Exercise: Your task is to filter the data below down to the lines holding "osat".

Dataset:

============================================================

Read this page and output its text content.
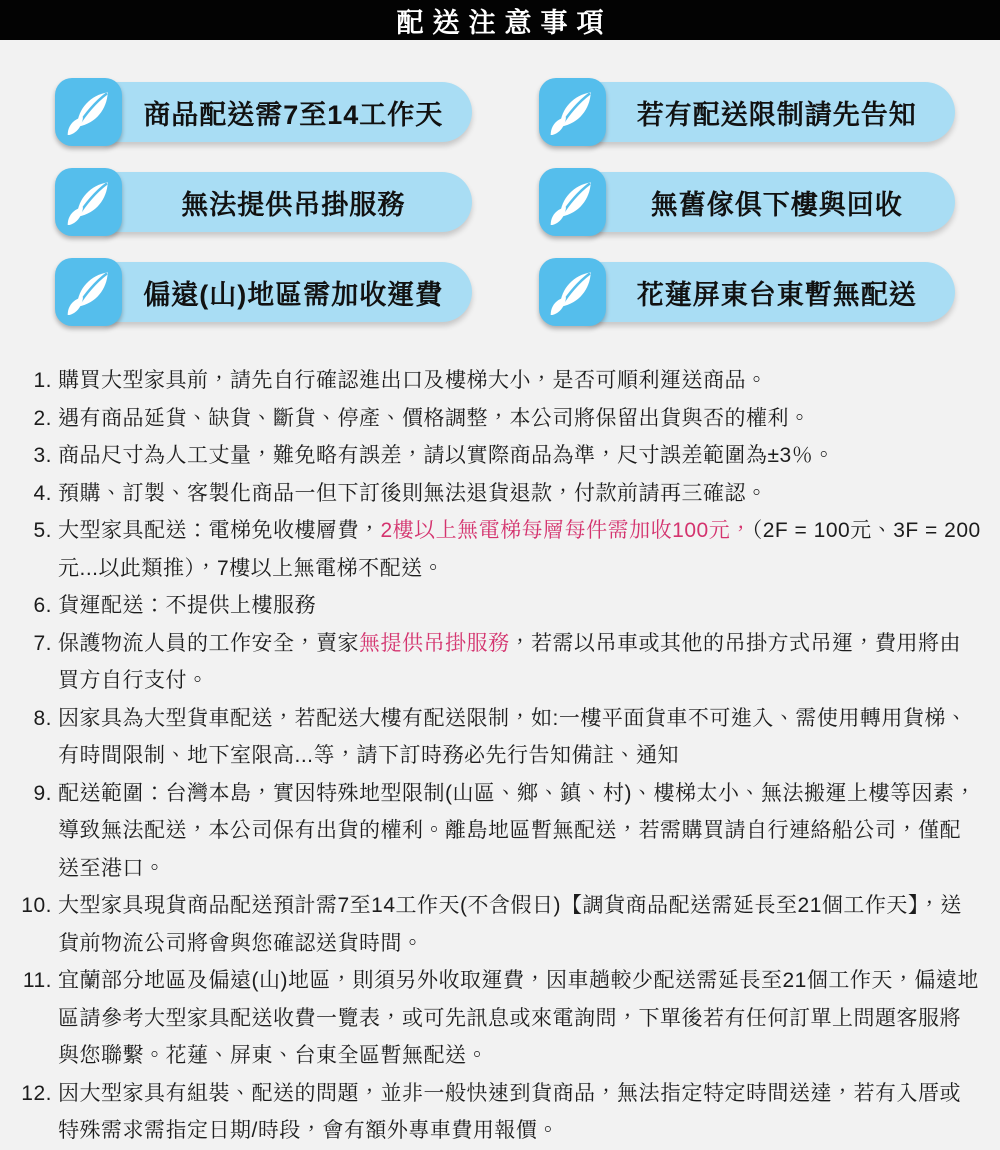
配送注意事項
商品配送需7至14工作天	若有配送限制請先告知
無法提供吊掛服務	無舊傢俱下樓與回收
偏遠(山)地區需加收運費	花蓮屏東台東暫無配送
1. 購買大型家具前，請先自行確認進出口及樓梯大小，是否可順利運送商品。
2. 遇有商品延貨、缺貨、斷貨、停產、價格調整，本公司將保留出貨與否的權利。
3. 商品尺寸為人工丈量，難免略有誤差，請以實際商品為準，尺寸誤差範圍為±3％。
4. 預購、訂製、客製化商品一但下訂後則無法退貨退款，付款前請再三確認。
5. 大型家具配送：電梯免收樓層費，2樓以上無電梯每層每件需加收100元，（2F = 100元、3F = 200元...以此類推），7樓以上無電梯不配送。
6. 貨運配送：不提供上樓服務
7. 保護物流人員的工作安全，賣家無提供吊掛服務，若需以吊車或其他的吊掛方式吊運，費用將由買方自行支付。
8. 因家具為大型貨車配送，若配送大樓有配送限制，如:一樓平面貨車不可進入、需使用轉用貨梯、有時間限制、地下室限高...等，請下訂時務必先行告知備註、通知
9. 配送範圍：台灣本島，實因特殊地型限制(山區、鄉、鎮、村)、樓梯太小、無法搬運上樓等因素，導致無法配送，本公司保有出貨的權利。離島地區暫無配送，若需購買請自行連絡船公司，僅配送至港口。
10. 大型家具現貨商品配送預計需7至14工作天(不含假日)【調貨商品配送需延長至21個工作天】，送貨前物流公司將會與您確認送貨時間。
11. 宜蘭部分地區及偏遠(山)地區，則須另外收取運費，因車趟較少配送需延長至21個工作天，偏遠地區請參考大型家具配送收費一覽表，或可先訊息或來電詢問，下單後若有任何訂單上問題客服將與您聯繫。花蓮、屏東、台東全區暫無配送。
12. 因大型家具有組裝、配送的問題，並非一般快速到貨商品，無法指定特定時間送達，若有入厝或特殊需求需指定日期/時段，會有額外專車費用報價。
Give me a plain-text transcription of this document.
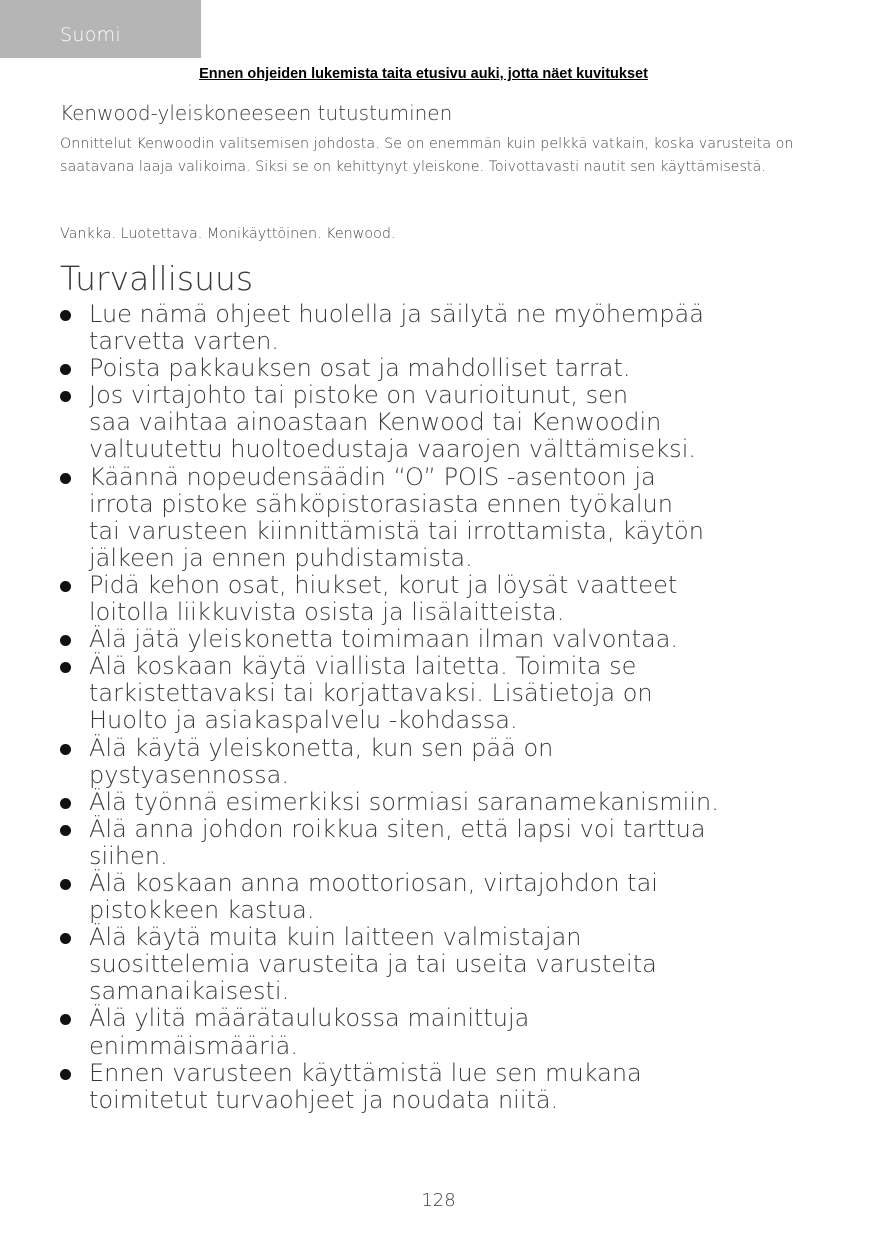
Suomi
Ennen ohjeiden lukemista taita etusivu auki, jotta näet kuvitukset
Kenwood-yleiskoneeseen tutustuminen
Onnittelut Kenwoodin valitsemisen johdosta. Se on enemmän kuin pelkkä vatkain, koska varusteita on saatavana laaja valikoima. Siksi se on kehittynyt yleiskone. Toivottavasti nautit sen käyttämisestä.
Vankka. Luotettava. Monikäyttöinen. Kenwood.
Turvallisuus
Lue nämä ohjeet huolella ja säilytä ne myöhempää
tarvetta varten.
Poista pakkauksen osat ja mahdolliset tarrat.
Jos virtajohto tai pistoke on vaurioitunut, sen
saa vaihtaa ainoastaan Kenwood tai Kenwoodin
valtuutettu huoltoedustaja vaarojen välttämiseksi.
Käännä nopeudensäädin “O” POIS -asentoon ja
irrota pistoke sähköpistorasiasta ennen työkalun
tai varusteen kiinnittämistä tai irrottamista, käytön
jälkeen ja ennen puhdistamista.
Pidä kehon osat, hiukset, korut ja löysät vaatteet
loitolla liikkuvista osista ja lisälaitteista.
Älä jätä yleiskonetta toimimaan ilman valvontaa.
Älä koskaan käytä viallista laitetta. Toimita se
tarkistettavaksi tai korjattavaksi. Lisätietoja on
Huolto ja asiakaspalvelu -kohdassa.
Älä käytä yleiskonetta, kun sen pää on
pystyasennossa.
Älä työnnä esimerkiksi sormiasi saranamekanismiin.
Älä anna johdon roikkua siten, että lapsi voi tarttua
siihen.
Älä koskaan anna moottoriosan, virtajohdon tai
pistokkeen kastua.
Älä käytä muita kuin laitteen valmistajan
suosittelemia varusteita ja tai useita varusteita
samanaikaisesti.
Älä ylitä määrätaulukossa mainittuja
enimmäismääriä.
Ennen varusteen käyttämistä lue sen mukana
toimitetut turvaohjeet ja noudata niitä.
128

============================================================

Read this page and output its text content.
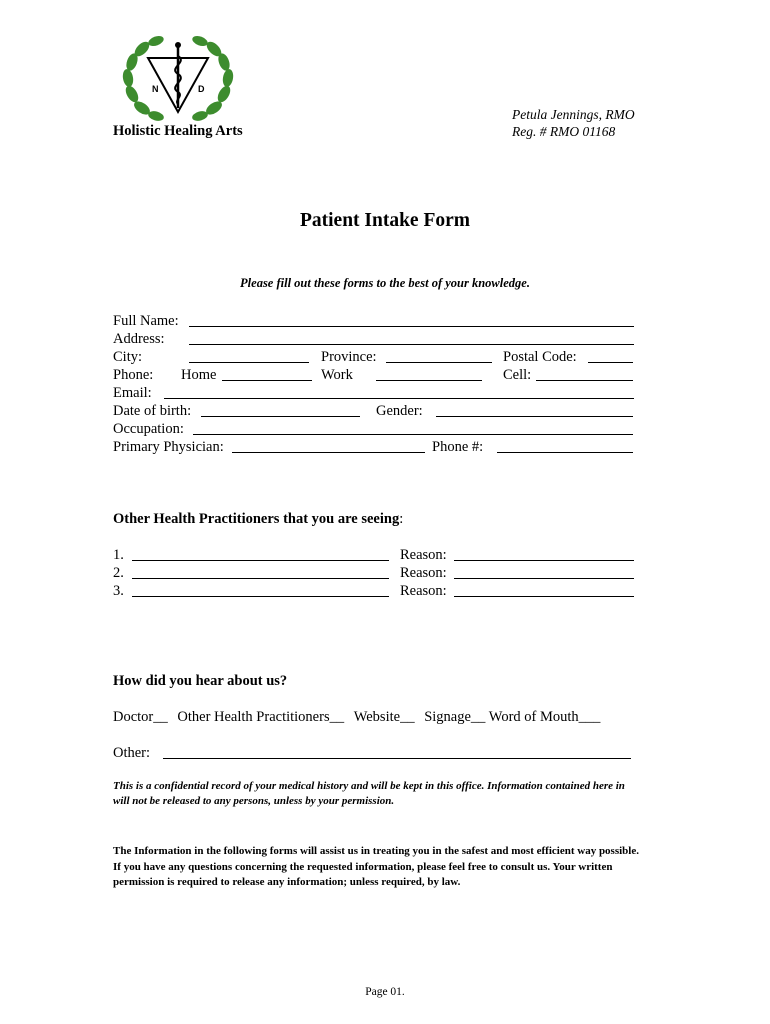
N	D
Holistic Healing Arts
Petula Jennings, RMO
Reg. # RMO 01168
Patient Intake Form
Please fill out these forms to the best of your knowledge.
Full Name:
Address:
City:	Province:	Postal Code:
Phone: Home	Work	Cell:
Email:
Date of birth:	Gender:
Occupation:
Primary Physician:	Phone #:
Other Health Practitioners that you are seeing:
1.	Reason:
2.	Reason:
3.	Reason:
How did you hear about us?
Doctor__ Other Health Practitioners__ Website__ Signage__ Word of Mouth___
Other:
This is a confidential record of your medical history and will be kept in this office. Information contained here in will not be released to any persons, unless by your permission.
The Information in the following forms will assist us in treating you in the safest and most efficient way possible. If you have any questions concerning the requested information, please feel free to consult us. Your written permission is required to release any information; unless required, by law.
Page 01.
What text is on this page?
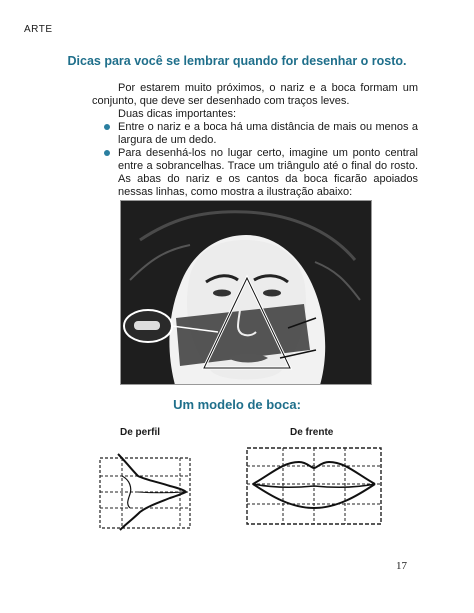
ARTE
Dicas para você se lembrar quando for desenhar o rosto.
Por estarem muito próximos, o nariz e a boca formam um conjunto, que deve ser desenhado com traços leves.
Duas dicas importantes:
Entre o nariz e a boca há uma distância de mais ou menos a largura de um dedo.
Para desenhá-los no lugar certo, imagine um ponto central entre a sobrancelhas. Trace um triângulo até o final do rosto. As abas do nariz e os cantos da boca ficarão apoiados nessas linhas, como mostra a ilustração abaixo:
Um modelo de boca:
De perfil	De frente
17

============================================================

Written answer:
Poista pakkauksen osat ja mahdolliset tarrat.
Pidä kehon osat, hiukset, korut ja löysät vaatteet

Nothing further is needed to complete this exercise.